- _Exercise aim_:
From the entries that follow, pick out all lines holding "Cycles".

(Structured figure records)

_ _ _ _ _ _ _

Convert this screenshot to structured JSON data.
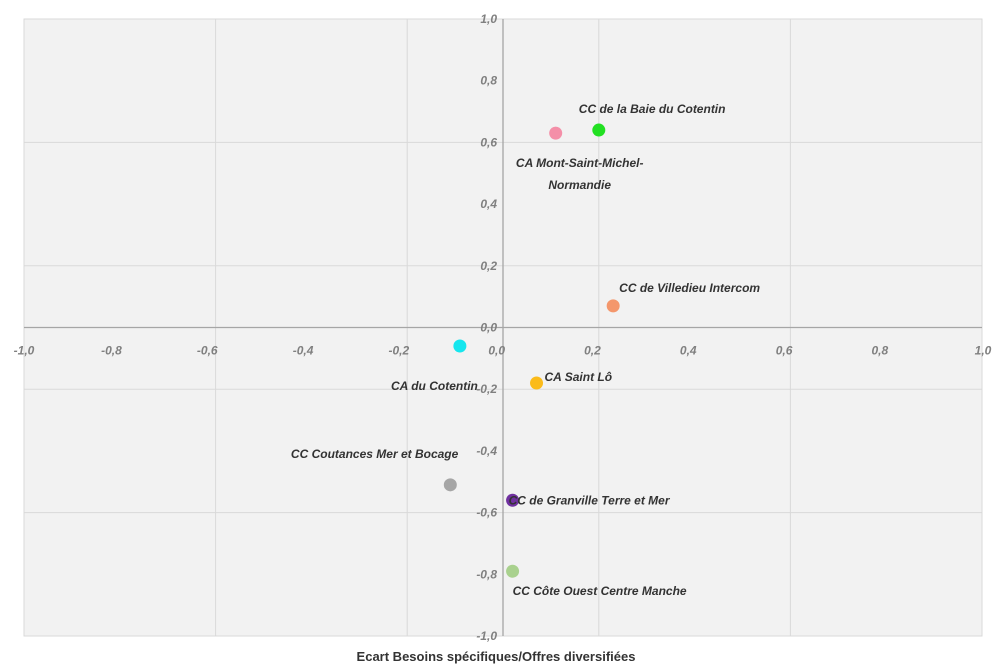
{
  "chart_data": {
    "type": "scatter",
    "title": "",
    "xlabel": "Ecart Besoins spécifiques/Offres diversifiées",
    "ylabel": "",
    "xlim": [
      -1.0,
      1.0
    ],
    "ylim": [
      -1.0,
      1.0
    ],
    "grid": true,
    "x_ticks": [
      "-1,0",
      "-0,8",
      "-0,6",
      "-0,4",
      "-0,2",
      "0,0",
      "0,2",
      "0,4",
      "0,6",
      "0,8",
      "1,0"
    ],
    "y_ticks": [
      "1,0",
      "0,8",
      "0,6",
      "0,4",
      "0,2",
      "0,0",
      "-0,2",
      "-0,4",
      "-0,6",
      "-0,8",
      "-1,0"
    ],
    "points": [
      {
        "label": "CC de la Baie du Cotentin",
        "x": 0.2,
        "y": 0.64,
        "color": "#22e022"
      },
      {
        "label": "CA Mont-Saint-Michel-Normandie",
        "label_lines": [
          "CA Mont-Saint-Michel-",
          "Normandie"
        ],
        "x": 0.11,
        "y": 0.63,
        "color": "#f48fa8"
      },
      {
        "label": "CC de Villedieu Intercom",
        "x": 0.23,
        "y": 0.07,
        "color": "#f4976c"
      },
      {
        "label": "CA du Cotentin",
        "x": -0.09,
        "y": -0.06,
        "color": "#16e6ee"
      },
      {
        "label": "CA Saint Lô",
        "x": 0.07,
        "y": -0.18,
        "color": "#fbbb1a"
      },
      {
        "label": "CC Coutances Mer et Bocage",
        "x": -0.11,
        "y": -0.51,
        "color": "#a6a6a6"
      },
      {
        "label": "CC de Granville Terre et Mer",
        "x": 0.02,
        "y": -0.56,
        "color": "#7030a0"
      },
      {
        "label": "CC Côte Ouest Centre Manche",
        "x": 0.02,
        "y": -0.79,
        "color": "#a9d18e"
      }
    ]
  }
}
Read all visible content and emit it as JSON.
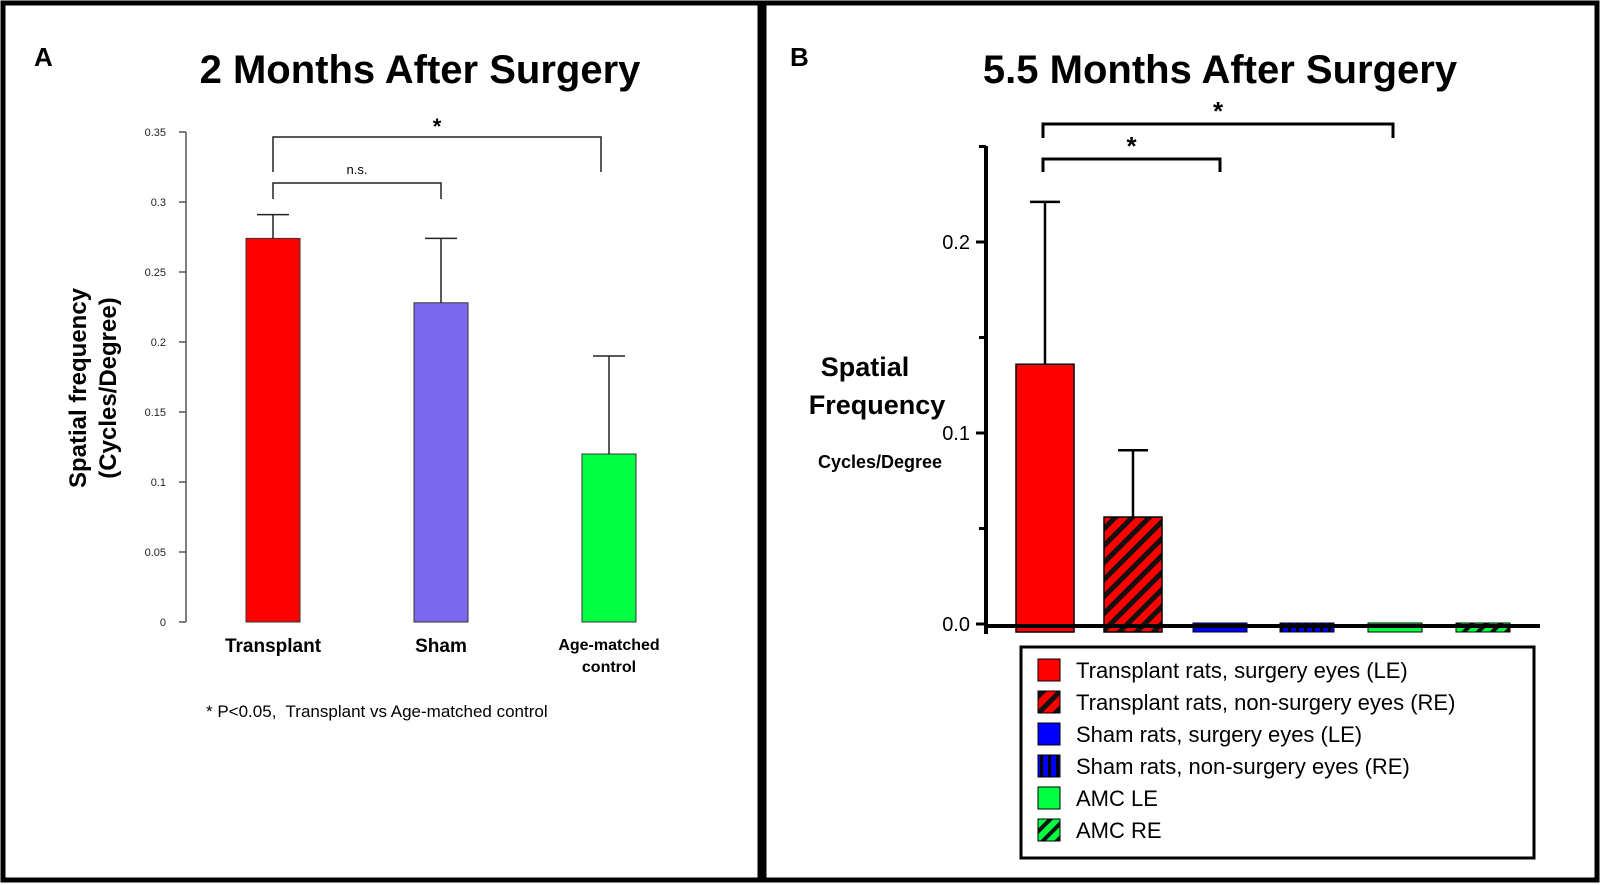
{
  "colors": {
    "red": "#ff0000",
    "purple": "#7b68ee",
    "green": "#00ff40",
    "blue": "#0000ff",
    "black": "#000000"
  },
  "chart_data": [
    {
      "panel": "A",
      "type": "bar",
      "title": "2 Months After Surgery",
      "ylabel": [
        "Spatial frequency",
        "(Cycles/Degree)"
      ],
      "xlabel": "",
      "ylim": [
        0,
        0.35
      ],
      "yticks": [
        "0",
        "0.05",
        "0.1",
        "0.15",
        "0.2",
        "0.25",
        "0.3",
        "0.35"
      ],
      "categories": [
        [
          "Transplant"
        ],
        [
          "Sham"
        ],
        [
          "Age-matched",
          "control"
        ]
      ],
      "values": [
        0.274,
        0.228,
        0.12
      ],
      "errors": [
        0.017,
        0.046,
        0.07
      ],
      "colors": [
        "#ff0000",
        "#7b68ee",
        "#00ff40"
      ],
      "significance": [
        {
          "from": 0,
          "to": 1,
          "label": "n.s."
        },
        {
          "from": 0,
          "to": 2,
          "label": "*"
        }
      ],
      "footnote": "* P<0.05,  Transplant vs Age-matched control",
      "grid": false
    },
    {
      "panel": "B",
      "type": "bar",
      "title": "5.5 Months After Surgery",
      "ylabel": [
        "Spatial",
        "Frequency"
      ],
      "ylabel_units": "Cycles/Degree",
      "ylim": [
        -0.004,
        0.25
      ],
      "yticks": [
        "0.0",
        "0.1",
        "0.2"
      ],
      "series": [
        {
          "name": "Transplant rats, surgery eyes (LE)",
          "value": 0.136,
          "error": 0.085,
          "color": "#ff0000",
          "pattern": "solid"
        },
        {
          "name": "Transplant rats, non-surgery eyes (RE)",
          "value": 0.056,
          "error": 0.035,
          "color": "#ff0000",
          "pattern": "diagonal"
        },
        {
          "name": "Sham rats, surgery eyes (LE)",
          "value": 0,
          "error": 0,
          "color": "#0000ff",
          "pattern": "solid"
        },
        {
          "name": "Sham rats, non-surgery eyes (RE)",
          "value": 0,
          "error": 0,
          "color": "#0000ff",
          "pattern": "vertical"
        },
        {
          "name": "AMC LE",
          "value": 0,
          "error": 0,
          "color": "#00ff40",
          "pattern": "solid"
        },
        {
          "name": "AMC RE",
          "value": 0,
          "error": 0,
          "color": "#00ff40",
          "pattern": "diagonal"
        }
      ],
      "significance": [
        {
          "from": 0,
          "to": 2,
          "label": "*"
        },
        {
          "from": 0,
          "to": 4,
          "label": "*"
        }
      ],
      "legend": "bottom-right",
      "grid": false
    }
  ]
}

_ _ _ _ _ _ _

- _Exercise solution_:
        "(Cycles/Degree)"
      "ylabel_units": "Cycles/Degree",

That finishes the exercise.